Give only the number of lines in the records below that contain the word "berikut".

[begin Given entries]

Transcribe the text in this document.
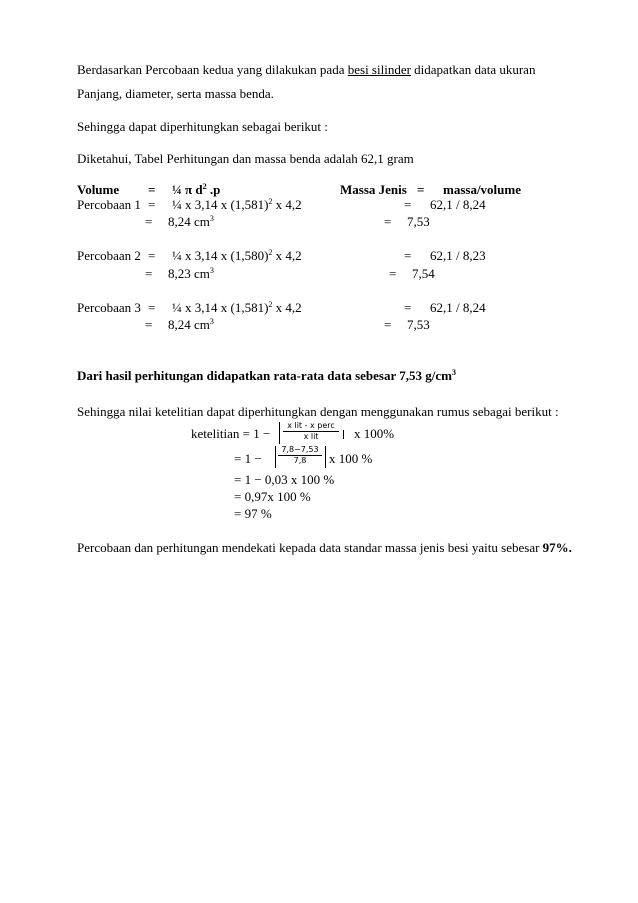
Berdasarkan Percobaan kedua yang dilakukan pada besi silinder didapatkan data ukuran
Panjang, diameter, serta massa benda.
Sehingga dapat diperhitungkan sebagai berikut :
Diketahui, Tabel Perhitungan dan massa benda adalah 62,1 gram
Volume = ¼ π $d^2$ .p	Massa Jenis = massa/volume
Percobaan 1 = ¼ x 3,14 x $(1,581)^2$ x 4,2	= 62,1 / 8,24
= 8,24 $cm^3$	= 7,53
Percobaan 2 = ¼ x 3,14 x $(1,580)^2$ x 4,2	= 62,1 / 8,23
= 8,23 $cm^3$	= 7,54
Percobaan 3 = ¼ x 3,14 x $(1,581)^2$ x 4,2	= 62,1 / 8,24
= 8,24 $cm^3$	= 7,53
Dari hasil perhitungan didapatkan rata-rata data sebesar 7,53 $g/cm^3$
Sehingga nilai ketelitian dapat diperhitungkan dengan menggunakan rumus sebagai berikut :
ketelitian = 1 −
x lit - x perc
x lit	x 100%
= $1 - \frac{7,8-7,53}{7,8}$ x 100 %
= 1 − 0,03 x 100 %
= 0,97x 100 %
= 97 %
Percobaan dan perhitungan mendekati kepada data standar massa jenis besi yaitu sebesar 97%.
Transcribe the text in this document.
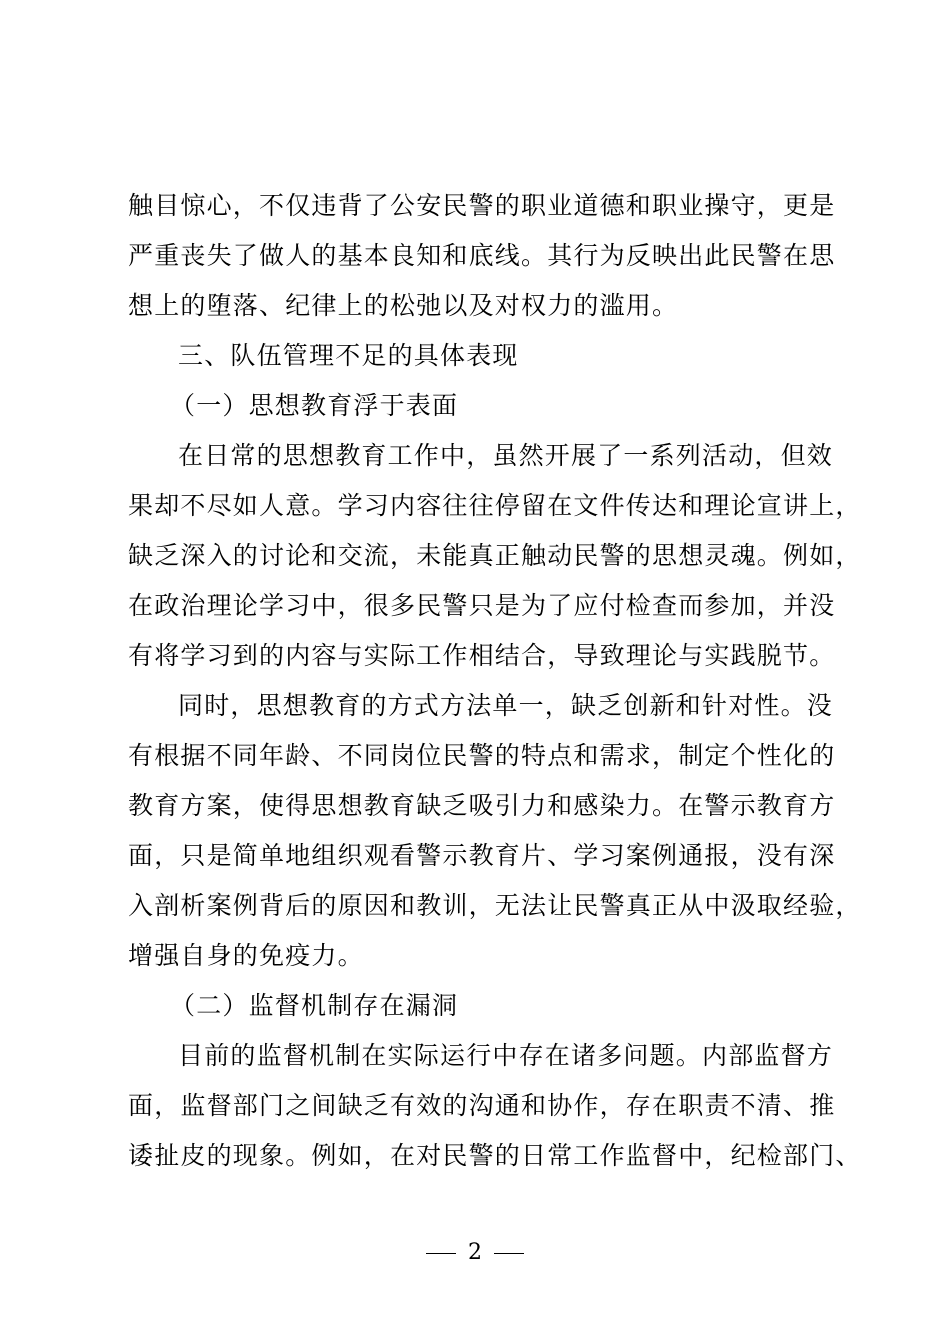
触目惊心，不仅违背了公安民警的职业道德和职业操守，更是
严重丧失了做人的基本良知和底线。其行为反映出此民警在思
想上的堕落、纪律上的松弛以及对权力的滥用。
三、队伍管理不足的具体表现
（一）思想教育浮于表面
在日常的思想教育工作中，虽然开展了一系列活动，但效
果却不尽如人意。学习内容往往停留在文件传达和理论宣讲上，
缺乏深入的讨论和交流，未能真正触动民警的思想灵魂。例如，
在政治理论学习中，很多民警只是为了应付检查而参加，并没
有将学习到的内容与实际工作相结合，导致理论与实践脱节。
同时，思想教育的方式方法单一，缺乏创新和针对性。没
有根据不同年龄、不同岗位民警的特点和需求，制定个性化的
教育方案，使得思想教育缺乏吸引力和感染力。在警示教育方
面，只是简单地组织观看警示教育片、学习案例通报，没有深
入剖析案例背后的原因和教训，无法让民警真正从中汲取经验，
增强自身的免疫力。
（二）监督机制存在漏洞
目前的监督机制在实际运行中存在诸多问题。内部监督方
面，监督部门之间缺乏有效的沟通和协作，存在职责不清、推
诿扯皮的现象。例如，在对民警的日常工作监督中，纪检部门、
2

[end Given entries]

▶ _Solution_
2